◆ PROBLEM DETAILS ◆
Give the data below again exactly as it stands. Omit the pictures.

◆ SUPPLIED DATA ◆

════════

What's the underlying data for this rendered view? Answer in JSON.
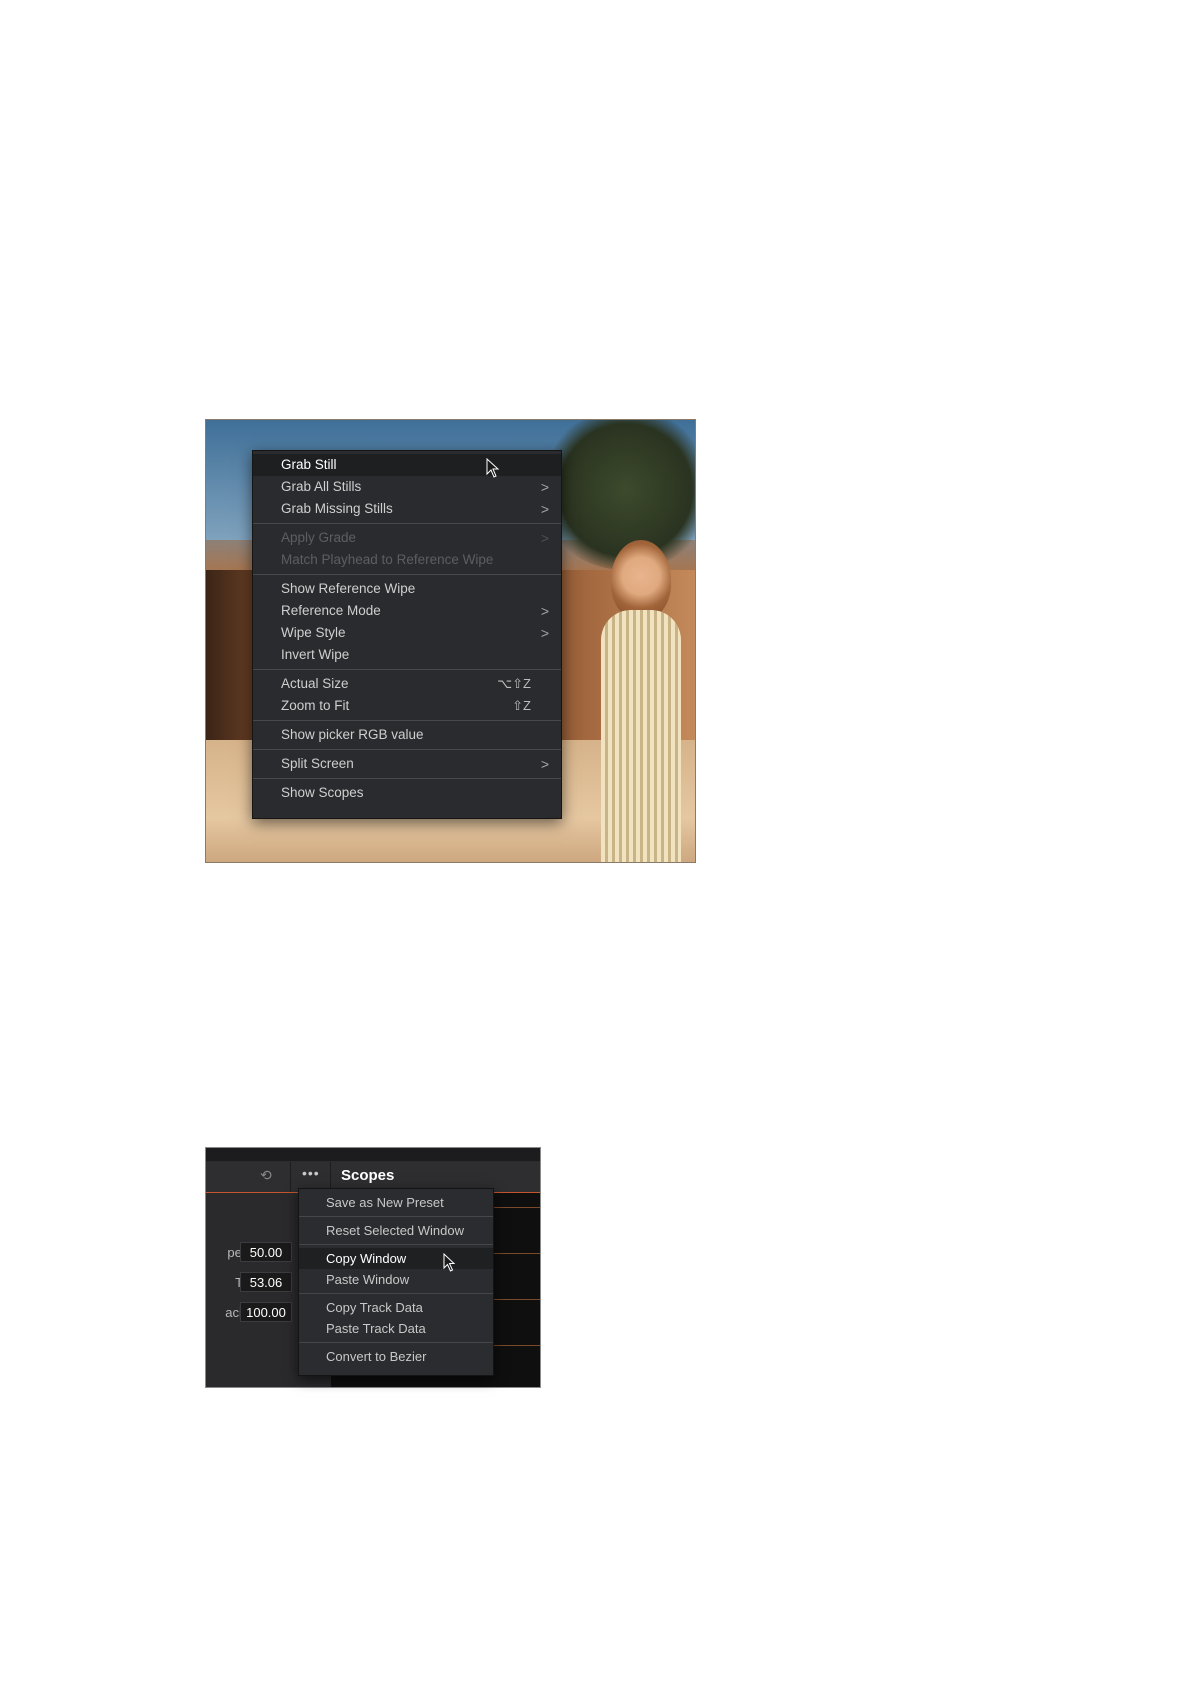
{
  "viewer_menu": {
    "items": [
      {
        "label": "Grab Still",
        "highlighted": true
      },
      {
        "label": "Grab All Stills",
        "arrow": ">"
      },
      {
        "label": "Grab Missing Stills",
        "arrow": ">"
      },
      {
        "label": "Apply Grade",
        "arrow": ">",
        "disabled": true
      },
      {
        "label": "Match Playhead to Reference Wipe",
        "disabled": true
      },
      {
        "label": "Show Reference Wipe"
      },
      {
        "label": "Reference Mode",
        "arrow": ">"
      },
      {
        "label": "Wipe Style",
        "arrow": ">"
      },
      {
        "label": "Invert Wipe"
      },
      {
        "label": "Actual Size",
        "shortcut": "⌥⇧Z"
      },
      {
        "label": "Zoom to Fit",
        "shortcut": "⇧Z"
      },
      {
        "label": "Show picker RGB value"
      },
      {
        "label": "Split Screen",
        "arrow": ">"
      },
      {
        "label": "Show Scopes"
      }
    ]
  },
  "window_panel": {
    "title": "Scopes",
    "dots": "•••",
    "params": [
      {
        "label": "pect",
        "value": "50.00"
      },
      {
        "label": "Tilt",
        "value": "53.06"
      },
      {
        "label": "acity",
        "value": "100.00"
      }
    ]
  },
  "window_menu": {
    "items": [
      {
        "label": "Save as New Preset"
      },
      {
        "label": "Reset Selected Window"
      },
      {
        "label": "Copy Window",
        "highlighted": true
      },
      {
        "label": "Paste Window"
      },
      {
        "label": "Copy Track Data"
      },
      {
        "label": "Paste Track Data"
      },
      {
        "label": "Convert to Bezier"
      }
    ]
  },
  "colors": {
    "menu_bg": "#2a2b2e",
    "menu_highlight": "#1e1f21",
    "accent_line": "#c4552e"
  }
}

════════

◆ OUTPUT FOR THIS TASK ◆
What's the underlying data for this rendered view? Answer in JSON.
{
  "viewer_menu": {
    "items": [
      {
        "label": "Grab Still",
        "highlighted": true
      },
      {
        "label": "Grab All Stills",
        "arrow": ">"
      },
      {
        "label": "Grab Missing Stills",
        "arrow": ">"
      },
      {
        "label": "Apply Grade",
        "arrow": ">",
        "disabled": true
      },
      {
        "label": "Match Playhead to Reference Wipe",
        "disabled": true
      },
      {
        "label": "Show Reference Wipe"
      },
      {
        "label": "Reference Mode",
        "arrow": ">"
      },
      {
        "label": "Wipe Style",
        "arrow": ">"
      },
      {
        "label": "Invert Wipe"
      },
      {
        "label": "Actual Size",
        "shortcut": "⌥⇧Z"
      },
      {
        "label": "Zoom to Fit",
        "shortcut": "⇧Z"
      },
      {
        "label": "Show picker RGB value"
      },
      {
        "label": "Split Screen",
        "arrow": ">"
      },
      {
        "label": "Show Scopes"
      }
    ]
  },
  "window_panel": {
    "title": "Scopes",
    "dots": "•••",
    "params": [
      {
        "label": "pect",
        "value": "50.00"
      },
      {
        "label": "Tilt",
        "value": "53.06"
      },
      {
        "label": "acity",
        "value": "100.00"
      }
    ]
  },
  "window_menu": {
    "items": [
      {
        "label": "Save as New Preset"
      },
      {
        "label": "Reset Selected Window"
      },
      {
        "label": "Copy Window",
        "highlighted": true
      },
      {
        "label": "Paste Window"
      },
      {
        "label": "Copy Track Data"
      },
      {
        "label": "Paste Track Data"
      },
      {
        "label": "Convert to Bezier"
      }
    ]
  },
  "colors": {
    "menu_bg": "#2a2b2e",
    "menu_highlight": "#1e1f21",
    "accent_line": "#c4552e"
  }
}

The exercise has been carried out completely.